Copy each line in which the string "мероприятие" occurs.

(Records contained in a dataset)
_ _ _ _ _
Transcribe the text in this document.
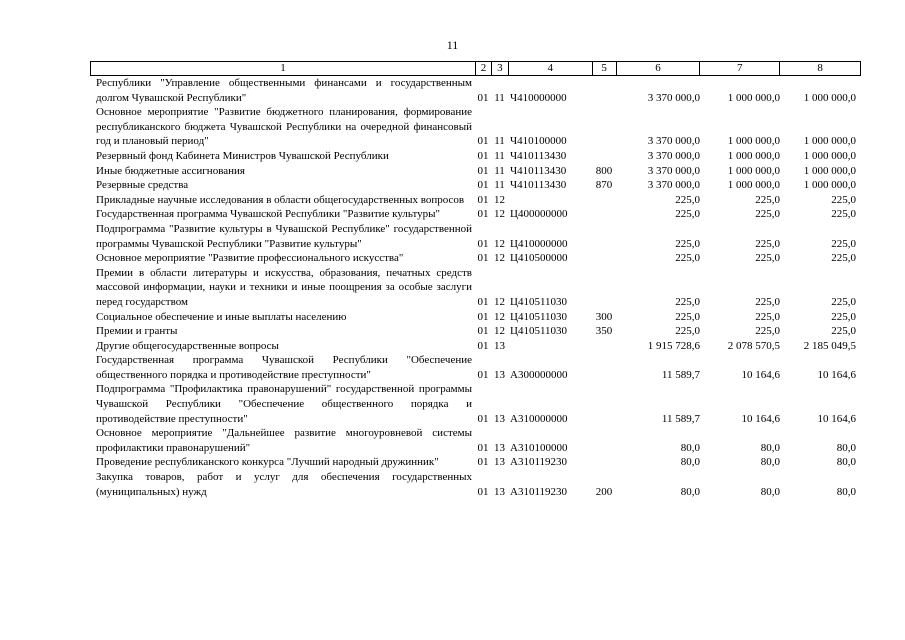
11
1	2 3	4	5	6	7	8
Республики "Управление общественными финансами и государственным долгом Чувашской Республики"	01 11 Ч410000000	3 370 000,0	1 000 000,0	1 000 000,0
Основное мероприятие "Развитие бюджетного планирования, формирование республиканского бюджета Чувашской Республики на очередной финансовый год и плановый период"	01 11 Ч410100000	3 370 000,0	1 000 000,0	1 000 000,0
Резервный фонд Кабинета Министров Чувашской Республики	01 11 Ч410113430	3 370 000,0	1 000 000,0	1 000 000,0
Иные бюджетные ассигнования	01 11 Ч410113430	800	3 370 000,0	1 000 000,0	1 000 000,0
Резервные средства	01 11 Ч410113430	870	3 370 000,0	1 000 000,0	1 000 000,0
Прикладные научные исследования в области общегосударственных вопросов	01 12	225,0	225,0	225,0
Государственная программа Чувашской Республики "Развитие культуры"	01 12 Ц400000000	225,0	225,0	225,0
Подпрограмма "Развитие культуры в Чувашской Республике" государственной программы Чувашской Республики "Развитие культуры"	01 12 Ц410000000	225,0	225,0	225,0
Основное мероприятие "Развитие профессионального искусства"	01 12 Ц410500000	225,0	225,0	225,0
Премии в области литературы и искусства, образования, печатных средств массовой информации, науки и техники и иные поощрения за особые заслуги перед государством	01 12 Ц410511030	225,0	225,0	225,0
Социальное обеспечение и иные выплаты населению	01 12 Ц410511030	300	225,0	225,0	225,0
Премии и гранты	01 12 Ц410511030	350	225,0	225,0	225,0
Другие общегосударственные вопросы	01 13	1 915 728,6	2 078 570,5	2 185 049,5
Государственная программа Чувашской Республики "Обеспечение общественного порядка и противодействие преступности"	01 13 А300000000	11 589,7	10 164,6	10 164,6
Подпрограмма "Профилактика правонарушений" государственной программы Чувашской Республики "Обеспечение общественного порядка и противодействие преступности"	01 13 А310000000	11 589,7	10 164,6	10 164,6
Основное мероприятие "Дальнейшее развитие многоуровневой системы профилактики правонарушений"	01 13 А310100000	80,0	80,0	80,0
Проведение республиканского конкурса "Лучший народный дружинник"	01 13 А310119230	80,0	80,0	80,0
Закупка товаров, работ и услуг для обеспечения государственных (муниципальных) нужд	01 13 А310119230	200	80,0	80,0	80,0
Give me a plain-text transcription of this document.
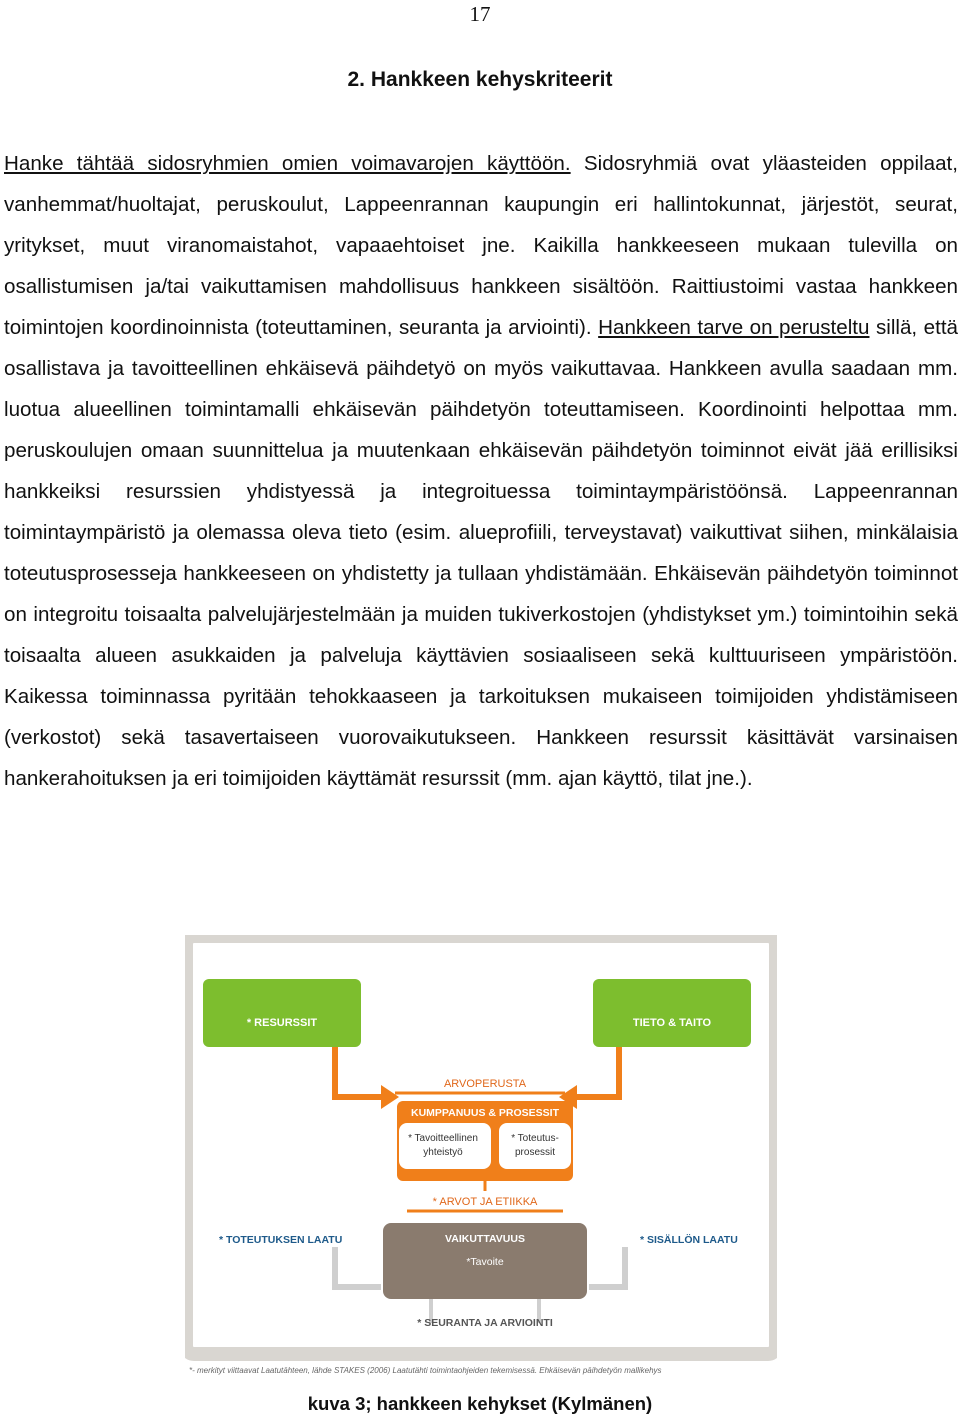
17
2. Hankkeen kehyskriteerit
Hanke tähtää sidosryhmien omien voimavarojen käyttöön. Sidosryhmiä ovat yläasteiden oppilaat, vanhemmat/huoltajat, peruskoulut, Lappeenrannan kaupungin eri hallintokunnat, järjestöt, seurat, yritykset, muut viranomaistahot, vapaaehtoiset jne. Kaikilla hankkeeseen mukaan tulevilla on osallistumisen ja/tai vaikuttamisen mahdollisuus hankkeen sisältöön. Raittiustoimi vastaa hankkeen toimintojen koordinoinnista (toteuttaminen, seuranta ja arviointi). Hankkeen tarve on perusteltu sillä, että osallistava ja tavoitteellinen ehkäisevä päihdetyö on myös vaikuttavaa. Hankkeen avulla saadaan mm. luotua alueellinen toimintamalli ehkäisevän päihdetyön toteuttamiseen. Koordinointi helpottaa mm. peruskoulujen omaan suunnittelua ja muutenkaan ehkäisevän päihdetyön toiminnot eivät jää erillisiksi hankkeiksi resurssien yhdistyessä ja integroituessa toimintaympäristöönsä. Lappeenrannan toimintaympäristö ja olemassa oleva tieto (esim. alueprofiili, terveystavat) vaikuttivat siihen, minkälaisia toteutusprosesseja hankkeeseen on yhdistetty ja tullaan yhdistämään. Ehkäisevän päihdetyön toiminnot on integroitu toisaalta palvelujärjestelmään ja muiden tukiverkostojen (yhdistykset ym.) toimintoihin sekä toisaalta alueen asukkaiden ja palveluja käyttävien sosiaaliseen sekä kulttuuriseen ympäristöön. Kaikessa toiminnassa pyritään tehokkaaseen ja tarkoituksen mukaiseen toimijoiden yhdistämiseen (verkostot) sekä tasavertaiseen vuorovaikutukseen. Hankkeen resurssit käsittävät varsinaisen hankerahoituksen ja eri toimijoiden käyttämät resurssit (mm. ajan käyttö, tilat jne.).
* RESURSSIT	TIETO & TAITO
ARVOPERUSTA
KUMPPANUUS & PROSESSIT
* Tavoitteellinen
yhteistyö
* Toteutus-
prosessit
* ARVOT JA ETIIKKA
* TOTEUTUKSEN LAATU	* SISÄLLÖN LAATU
VAIKUTTAVUUS
*Tavoite
* SEURANTA JA ARVIOINTI
*- merkityt viittaavat Laatutähteen, lähde STAKES (2006) Laatutähti toimintaohjeiden tekemisessä. Ehkäisevän päihdetyön mallikehys
kuva 3; hankkeen kehykset (Kylmänen)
_ _ _ _ _
▶ _Solution_
Основное мероприятие "Развитие бюджетного планирования, формирование республиканского бюджета Чувашской Республики на очередной финансовый год и плановый период"	01 11 Ч410100000	3 370 000,0	1 000 000,0	1 000 000,0
Основное мероприятие "Развитие профессионального искусства"	01 12 Ц410500000	225,0	225,0	225,0
Основное мероприятие "Дальнейшее развитие многоуровневой системы профилактики правонарушений"	01 13 А310100000	80,0	80,0	80,0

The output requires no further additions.